● **What this task involves**
Identify the lines that contain the string "handle" and report only how many there are.

● **Extracted entries**
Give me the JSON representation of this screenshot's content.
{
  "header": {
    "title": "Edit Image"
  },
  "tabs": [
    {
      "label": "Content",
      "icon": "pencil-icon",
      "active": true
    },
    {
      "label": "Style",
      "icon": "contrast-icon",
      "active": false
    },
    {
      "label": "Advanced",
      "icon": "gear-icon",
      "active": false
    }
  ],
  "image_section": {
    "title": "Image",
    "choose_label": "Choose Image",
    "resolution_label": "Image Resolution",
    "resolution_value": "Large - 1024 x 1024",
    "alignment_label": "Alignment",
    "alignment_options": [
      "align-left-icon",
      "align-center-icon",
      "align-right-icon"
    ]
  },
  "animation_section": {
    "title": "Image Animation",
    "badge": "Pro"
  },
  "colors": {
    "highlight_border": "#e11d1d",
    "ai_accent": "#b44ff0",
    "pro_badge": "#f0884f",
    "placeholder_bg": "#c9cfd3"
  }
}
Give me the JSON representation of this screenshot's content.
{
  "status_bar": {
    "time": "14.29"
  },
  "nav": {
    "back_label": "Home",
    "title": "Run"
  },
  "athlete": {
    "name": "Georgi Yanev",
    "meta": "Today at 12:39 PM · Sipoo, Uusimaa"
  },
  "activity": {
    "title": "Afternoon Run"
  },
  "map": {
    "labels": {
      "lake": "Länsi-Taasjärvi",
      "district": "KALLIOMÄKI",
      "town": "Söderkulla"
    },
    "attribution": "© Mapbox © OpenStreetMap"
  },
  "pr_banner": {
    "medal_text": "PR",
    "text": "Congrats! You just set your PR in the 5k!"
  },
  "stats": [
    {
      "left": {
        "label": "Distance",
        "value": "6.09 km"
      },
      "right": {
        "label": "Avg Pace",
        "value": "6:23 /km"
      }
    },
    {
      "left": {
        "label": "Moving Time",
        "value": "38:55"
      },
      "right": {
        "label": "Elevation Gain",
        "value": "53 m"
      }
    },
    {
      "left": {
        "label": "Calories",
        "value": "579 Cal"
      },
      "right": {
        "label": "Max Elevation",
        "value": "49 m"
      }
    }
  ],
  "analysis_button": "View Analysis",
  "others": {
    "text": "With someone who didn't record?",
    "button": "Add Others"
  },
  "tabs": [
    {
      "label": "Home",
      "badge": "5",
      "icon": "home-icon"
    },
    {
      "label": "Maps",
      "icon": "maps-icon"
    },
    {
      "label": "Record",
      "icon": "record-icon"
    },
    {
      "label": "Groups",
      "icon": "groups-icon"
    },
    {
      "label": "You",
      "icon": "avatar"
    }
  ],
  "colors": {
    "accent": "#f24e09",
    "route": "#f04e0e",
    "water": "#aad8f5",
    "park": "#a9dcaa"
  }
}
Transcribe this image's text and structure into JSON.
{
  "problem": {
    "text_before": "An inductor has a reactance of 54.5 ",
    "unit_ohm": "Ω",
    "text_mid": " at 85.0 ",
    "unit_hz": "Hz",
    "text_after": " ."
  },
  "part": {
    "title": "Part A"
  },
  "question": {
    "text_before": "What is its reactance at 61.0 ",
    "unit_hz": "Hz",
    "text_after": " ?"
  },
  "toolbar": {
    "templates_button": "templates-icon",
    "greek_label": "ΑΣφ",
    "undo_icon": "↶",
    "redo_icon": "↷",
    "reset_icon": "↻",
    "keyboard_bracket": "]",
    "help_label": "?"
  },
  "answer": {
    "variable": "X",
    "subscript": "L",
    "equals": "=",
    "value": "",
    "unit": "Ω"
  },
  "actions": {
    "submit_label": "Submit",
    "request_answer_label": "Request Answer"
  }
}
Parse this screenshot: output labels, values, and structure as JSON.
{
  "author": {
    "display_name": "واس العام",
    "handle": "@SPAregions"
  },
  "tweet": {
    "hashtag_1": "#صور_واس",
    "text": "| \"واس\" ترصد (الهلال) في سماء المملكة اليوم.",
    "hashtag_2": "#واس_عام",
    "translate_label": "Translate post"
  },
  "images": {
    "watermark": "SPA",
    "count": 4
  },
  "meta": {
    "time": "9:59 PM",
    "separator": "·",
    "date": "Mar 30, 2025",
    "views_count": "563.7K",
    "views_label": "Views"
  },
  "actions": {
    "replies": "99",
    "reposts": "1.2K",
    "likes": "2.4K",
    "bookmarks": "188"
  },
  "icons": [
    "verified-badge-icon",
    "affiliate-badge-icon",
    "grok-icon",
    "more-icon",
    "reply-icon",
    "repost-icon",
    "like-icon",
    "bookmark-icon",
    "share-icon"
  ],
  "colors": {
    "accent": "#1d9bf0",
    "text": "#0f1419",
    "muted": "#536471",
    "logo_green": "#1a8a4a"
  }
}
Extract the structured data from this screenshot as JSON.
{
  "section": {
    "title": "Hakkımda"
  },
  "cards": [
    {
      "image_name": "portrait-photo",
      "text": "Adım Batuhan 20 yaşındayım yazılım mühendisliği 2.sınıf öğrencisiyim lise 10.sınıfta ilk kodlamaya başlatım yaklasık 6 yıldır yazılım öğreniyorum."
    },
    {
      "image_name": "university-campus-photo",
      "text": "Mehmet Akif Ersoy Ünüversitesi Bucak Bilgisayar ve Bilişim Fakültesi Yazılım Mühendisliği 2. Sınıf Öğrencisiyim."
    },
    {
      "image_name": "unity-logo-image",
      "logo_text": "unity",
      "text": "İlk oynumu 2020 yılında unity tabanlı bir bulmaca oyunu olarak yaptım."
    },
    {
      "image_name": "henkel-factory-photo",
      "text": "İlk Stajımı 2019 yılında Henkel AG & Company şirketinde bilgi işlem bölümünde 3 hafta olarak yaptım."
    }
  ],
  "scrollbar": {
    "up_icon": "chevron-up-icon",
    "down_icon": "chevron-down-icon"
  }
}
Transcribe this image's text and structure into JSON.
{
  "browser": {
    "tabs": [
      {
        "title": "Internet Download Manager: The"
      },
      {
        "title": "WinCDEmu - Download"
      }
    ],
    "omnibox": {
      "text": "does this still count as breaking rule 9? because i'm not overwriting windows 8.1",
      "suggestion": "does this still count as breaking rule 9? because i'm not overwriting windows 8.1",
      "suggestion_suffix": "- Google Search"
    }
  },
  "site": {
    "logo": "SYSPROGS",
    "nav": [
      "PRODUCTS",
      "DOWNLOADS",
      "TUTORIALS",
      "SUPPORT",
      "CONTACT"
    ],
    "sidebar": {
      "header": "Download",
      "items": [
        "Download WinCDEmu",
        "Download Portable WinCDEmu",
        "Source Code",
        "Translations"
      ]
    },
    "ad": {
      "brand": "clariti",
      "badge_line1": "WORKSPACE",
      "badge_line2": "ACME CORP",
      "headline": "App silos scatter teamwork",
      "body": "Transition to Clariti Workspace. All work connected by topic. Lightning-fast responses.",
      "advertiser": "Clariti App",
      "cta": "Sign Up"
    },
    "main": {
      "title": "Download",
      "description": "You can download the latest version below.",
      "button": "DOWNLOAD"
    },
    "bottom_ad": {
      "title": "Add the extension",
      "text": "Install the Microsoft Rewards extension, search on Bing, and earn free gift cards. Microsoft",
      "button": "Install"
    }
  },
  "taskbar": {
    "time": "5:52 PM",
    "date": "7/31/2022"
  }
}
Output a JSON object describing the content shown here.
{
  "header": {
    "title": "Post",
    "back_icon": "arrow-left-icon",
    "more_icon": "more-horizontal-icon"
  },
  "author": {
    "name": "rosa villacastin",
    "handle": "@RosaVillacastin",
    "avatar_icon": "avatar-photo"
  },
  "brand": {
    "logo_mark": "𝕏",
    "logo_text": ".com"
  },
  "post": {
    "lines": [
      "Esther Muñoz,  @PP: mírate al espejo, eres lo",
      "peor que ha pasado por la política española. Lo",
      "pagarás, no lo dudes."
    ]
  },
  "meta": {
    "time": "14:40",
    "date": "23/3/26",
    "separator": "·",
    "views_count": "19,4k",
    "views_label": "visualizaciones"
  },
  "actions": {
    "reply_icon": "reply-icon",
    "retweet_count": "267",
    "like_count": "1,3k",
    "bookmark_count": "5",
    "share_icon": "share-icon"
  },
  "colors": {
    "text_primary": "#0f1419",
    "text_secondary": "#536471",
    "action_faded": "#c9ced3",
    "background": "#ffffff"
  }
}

● **Task answer**
2